— Work to complete —
Of all the lines in the data below, how many contain "document"? Report that number alone.

— Material provided —
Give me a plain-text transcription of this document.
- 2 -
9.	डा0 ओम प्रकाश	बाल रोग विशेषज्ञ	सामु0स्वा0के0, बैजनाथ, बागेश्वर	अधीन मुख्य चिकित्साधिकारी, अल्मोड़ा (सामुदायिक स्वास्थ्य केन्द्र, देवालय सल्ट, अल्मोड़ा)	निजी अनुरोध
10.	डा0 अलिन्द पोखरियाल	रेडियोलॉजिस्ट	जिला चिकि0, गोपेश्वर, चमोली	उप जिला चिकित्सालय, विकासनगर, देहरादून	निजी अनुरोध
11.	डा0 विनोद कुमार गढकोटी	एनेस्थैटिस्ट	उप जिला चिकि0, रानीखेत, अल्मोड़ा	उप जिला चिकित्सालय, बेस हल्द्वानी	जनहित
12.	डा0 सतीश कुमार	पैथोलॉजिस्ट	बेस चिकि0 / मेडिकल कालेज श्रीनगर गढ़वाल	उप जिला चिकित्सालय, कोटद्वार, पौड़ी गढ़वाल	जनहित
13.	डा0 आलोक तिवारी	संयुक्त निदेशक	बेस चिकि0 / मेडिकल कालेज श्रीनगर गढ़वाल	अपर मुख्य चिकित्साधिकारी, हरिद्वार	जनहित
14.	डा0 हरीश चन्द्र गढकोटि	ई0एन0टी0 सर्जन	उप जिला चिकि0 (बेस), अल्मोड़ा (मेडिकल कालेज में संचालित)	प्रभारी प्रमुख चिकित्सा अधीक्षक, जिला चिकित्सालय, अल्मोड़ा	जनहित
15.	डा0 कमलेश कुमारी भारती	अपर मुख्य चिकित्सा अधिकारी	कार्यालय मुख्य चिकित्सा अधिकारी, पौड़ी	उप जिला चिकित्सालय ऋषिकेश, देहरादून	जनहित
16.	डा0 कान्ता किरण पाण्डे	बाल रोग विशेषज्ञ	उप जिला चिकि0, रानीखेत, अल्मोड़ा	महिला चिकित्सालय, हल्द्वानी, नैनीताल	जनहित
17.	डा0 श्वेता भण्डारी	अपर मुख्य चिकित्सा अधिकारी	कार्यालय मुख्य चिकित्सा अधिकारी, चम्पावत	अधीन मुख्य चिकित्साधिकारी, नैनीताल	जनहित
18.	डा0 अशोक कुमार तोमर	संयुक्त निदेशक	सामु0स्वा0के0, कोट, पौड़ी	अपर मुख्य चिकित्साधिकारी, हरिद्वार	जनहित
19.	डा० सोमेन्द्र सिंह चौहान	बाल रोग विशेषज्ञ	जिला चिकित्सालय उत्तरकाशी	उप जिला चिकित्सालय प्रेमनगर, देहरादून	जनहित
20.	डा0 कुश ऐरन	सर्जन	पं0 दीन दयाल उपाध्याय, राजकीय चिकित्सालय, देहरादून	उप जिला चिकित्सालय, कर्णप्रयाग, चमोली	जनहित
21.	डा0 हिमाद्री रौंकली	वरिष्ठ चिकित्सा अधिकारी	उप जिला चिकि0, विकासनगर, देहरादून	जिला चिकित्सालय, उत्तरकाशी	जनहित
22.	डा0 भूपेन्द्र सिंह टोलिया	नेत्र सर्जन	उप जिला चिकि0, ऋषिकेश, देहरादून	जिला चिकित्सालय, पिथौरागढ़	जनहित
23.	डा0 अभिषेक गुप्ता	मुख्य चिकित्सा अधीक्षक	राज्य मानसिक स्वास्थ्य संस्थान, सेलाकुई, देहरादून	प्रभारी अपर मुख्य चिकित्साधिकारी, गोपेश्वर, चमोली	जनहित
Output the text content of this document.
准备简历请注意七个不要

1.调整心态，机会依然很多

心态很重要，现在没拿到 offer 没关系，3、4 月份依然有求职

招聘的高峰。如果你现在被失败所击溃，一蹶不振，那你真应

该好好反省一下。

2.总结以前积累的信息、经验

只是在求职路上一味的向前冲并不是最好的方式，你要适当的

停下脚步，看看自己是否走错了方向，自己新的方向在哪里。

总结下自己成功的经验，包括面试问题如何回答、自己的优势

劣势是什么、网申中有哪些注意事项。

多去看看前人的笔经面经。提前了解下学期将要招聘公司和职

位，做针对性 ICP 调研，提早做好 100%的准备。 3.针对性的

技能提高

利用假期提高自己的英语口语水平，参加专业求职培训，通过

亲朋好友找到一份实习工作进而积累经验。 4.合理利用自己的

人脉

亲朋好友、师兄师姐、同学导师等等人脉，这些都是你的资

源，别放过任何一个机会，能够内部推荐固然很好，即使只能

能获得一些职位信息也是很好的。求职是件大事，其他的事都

— Solution —
2